> Aim: Without the images, write out the whole listing exactly.

> Dataset excerpts:
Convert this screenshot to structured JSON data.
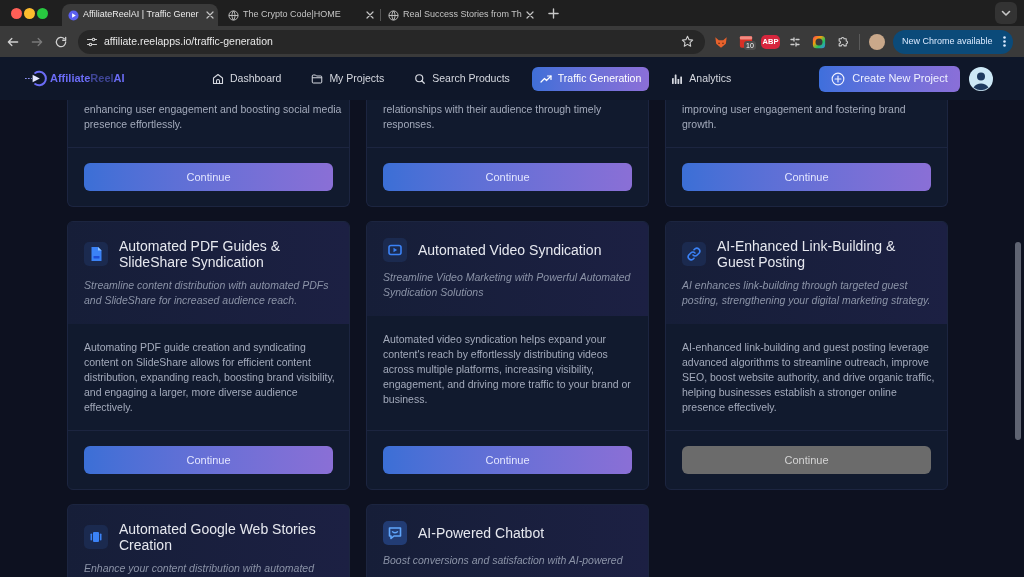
{
  "browser": {
    "tabs": [
      {
        "title": "AffiliateReelAI | Traffic Gener",
        "selected": true
      },
      {
        "title": "The Crypto Code|HOME",
        "selected": false
      },
      {
        "title": "Real Success Stories from Th",
        "selected": false
      }
    ],
    "url": "affiliate.reelapps.io/traffic-generation",
    "extension_badge": "10",
    "adblock_label": "ABP",
    "update_button": "New Chrome available"
  },
  "nav": {
    "logo": "**Affiliate**Reel**AI**",
    "items": [
      {
        "label": "Dashboard",
        "selected": false
      },
      {
        "label": "My Projects",
        "selected": false
      },
      {
        "label": "Search Products",
        "selected": false
      },
      {
        "label": "Traffic Generation",
        "selected": true
      },
      {
        "label": "Analytics",
        "selected": false
      }
    ],
    "create_button": "Create New Project"
  },
  "cards": [
    {
      "description": "enhancing user engagement and boosting social media presence effortlessly.",
      "button": {
        "label": "Continue",
        "disabled": false
      }
    },
    {
      "description": "relationships with their audience through timely responses.",
      "button": {
        "label": "Continue",
        "disabled": false
      }
    },
    {
      "description": "improving user engagement and fostering brand growth.",
      "button": {
        "label": "Continue",
        "disabled": false
      }
    },
    {
      "title": "Automated PDF Guides & SlideShare Syndication",
      "subtitle": "Streamline content distribution with automated PDFs and SlideShare for increased audience reach.",
      "description": "Automating PDF guide creation and syndicating content on SlideShare allows for efficient content distribution, expanding reach, boosting brand visibility, and engaging a larger, more diverse audience effectively.",
      "button": {
        "label": "Continue",
        "disabled": false
      }
    },
    {
      "title": "Automated Video Syndication",
      "subtitle": "Streamline Video Marketing with Powerful Automated Syndication Solutions",
      "description": "Automated video syndication helps expand your content's reach by effortlessly distributing videos across multiple platforms, increasing visibility, engagement, and driving more traffic to your brand or business.",
      "button": {
        "label": "Continue",
        "disabled": false
      }
    },
    {
      "title": "AI-Enhanced Link-Building & Guest Posting",
      "subtitle": "AI enhances link-building through targeted guest posting, strengthening your digital marketing strategy.",
      "description": "AI-enhanced link-building and guest posting leverage advanced algorithms to streamline outreach, improve SEO, boost website authority, and drive organic traffic, helping businesses establish a stronger online presence effectively.",
      "button": {
        "label": "Continue",
        "disabled": true
      }
    },
    {
      "title": "Automated Google Web Stories Creation",
      "subtitle": "Enhance your content distribution with automated"
    },
    {
      "title": "AI-Powered Chatbot",
      "subtitle": "Boost conversions and satisfaction with AI-powered"
    }
  ]
}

> Result for this exercise:
Convert this screenshot to structured JSON data.
{
  "browser": {
    "tabs": [
      {
        "title": "AffiliateReelAI | Traffic Gener",
        "selected": true
      },
      {
        "title": "The Crypto Code|HOME",
        "selected": false
      },
      {
        "title": "Real Success Stories from Th",
        "selected": false
      }
    ],
    "url": "affiliate.reelapps.io/traffic-generation",
    "extension_badge": "10",
    "adblock_label": "ABP",
    "update_button": "New Chrome available"
  },
  "nav": {
    "logo": "**Affiliate**Reel**AI**",
    "items": [
      {
        "label": "Dashboard",
        "selected": false
      },
      {
        "label": "My Projects",
        "selected": false
      },
      {
        "label": "Search Products",
        "selected": false
      },
      {
        "label": "Traffic Generation",
        "selected": true
      },
      {
        "label": "Analytics",
        "selected": false
      }
    ],
    "create_button": "Create New Project"
  },
  "cards": [
    {
      "description": "enhancing user engagement and boosting social media presence effortlessly.",
      "button": {
        "label": "Continue",
        "disabled": false
      }
    },
    {
      "description": "relationships with their audience through timely responses.",
      "button": {
        "label": "Continue",
        "disabled": false
      }
    },
    {
      "description": "improving user engagement and fostering brand growth.",
      "button": {
        "label": "Continue",
        "disabled": false
      }
    },
    {
      "title": "Automated PDF Guides & SlideShare Syndication",
      "subtitle": "Streamline content distribution with automated PDFs and SlideShare for increased audience reach.",
      "description": "Automating PDF guide creation and syndicating content on SlideShare allows for efficient content distribution, expanding reach, boosting brand visibility, and engaging a larger, more diverse audience effectively.",
      "button": {
        "label": "Continue",
        "disabled": false
      }
    },
    {
      "title": "Automated Video Syndication",
      "subtitle": "Streamline Video Marketing with Powerful Automated Syndication Solutions",
      "description": "Automated video syndication helps expand your content's reach by effortlessly distributing videos across multiple platforms, increasing visibility, engagement, and driving more traffic to your brand or business.",
      "button": {
        "label": "Continue",
        "disabled": false
      }
    },
    {
      "title": "AI-Enhanced Link-Building & Guest Posting",
      "subtitle": "AI enhances link-building through targeted guest posting, strengthening your digital marketing strategy.",
      "description": "AI-enhanced link-building and guest posting leverage advanced algorithms to streamline outreach, improve SEO, boost website authority, and drive organic traffic, helping businesses establish a stronger online presence effectively.",
      "button": {
        "label": "Continue",
        "disabled": true
      }
    },
    {
      "title": "Automated Google Web Stories Creation",
      "subtitle": "Enhance your content distribution with automated"
    },
    {
      "title": "AI-Powered Chatbot",
      "subtitle": "Boost conversions and satisfaction with AI-powered"
    }
  ]
}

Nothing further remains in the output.